** Begin Recorded data **
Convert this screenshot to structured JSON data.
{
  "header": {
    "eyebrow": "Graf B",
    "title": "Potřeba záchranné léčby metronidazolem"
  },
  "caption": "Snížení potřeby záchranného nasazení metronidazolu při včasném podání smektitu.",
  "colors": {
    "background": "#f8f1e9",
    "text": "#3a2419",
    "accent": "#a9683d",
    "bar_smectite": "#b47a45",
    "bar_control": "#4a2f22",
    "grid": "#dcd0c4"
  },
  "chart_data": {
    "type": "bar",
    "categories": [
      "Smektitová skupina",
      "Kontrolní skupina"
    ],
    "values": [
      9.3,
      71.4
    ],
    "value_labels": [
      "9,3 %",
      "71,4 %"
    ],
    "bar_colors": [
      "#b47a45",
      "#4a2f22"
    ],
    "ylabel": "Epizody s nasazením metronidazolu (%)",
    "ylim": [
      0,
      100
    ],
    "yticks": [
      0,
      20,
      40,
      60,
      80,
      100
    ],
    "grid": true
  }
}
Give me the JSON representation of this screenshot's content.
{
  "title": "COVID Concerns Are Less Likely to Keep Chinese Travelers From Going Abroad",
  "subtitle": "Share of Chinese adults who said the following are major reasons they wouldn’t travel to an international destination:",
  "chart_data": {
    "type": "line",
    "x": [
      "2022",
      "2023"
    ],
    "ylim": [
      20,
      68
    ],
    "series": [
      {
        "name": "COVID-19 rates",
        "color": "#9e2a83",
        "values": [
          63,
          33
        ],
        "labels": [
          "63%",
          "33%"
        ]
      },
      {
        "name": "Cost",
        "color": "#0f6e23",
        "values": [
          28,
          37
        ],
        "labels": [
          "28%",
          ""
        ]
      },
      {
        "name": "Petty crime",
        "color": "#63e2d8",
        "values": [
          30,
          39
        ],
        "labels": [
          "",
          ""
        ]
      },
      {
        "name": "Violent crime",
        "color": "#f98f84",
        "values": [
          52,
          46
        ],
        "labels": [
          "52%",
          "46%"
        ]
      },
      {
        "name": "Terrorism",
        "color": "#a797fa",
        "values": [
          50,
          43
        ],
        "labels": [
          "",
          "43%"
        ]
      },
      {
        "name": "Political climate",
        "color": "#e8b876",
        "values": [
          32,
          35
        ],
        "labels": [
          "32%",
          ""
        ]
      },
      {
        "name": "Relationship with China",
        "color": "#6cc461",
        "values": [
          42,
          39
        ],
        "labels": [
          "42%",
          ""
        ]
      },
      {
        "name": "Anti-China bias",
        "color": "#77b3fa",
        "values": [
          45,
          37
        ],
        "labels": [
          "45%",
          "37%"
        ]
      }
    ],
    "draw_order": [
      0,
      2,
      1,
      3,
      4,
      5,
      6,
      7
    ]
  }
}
** End Recorded data **
Find all lines where the word "COVID" appears. Copy them.

Written response:
  "title": "COVID Concerns Are Less Likely to Keep Chinese Travelers From Going Abroad",
        "name": "COVID-19 rates",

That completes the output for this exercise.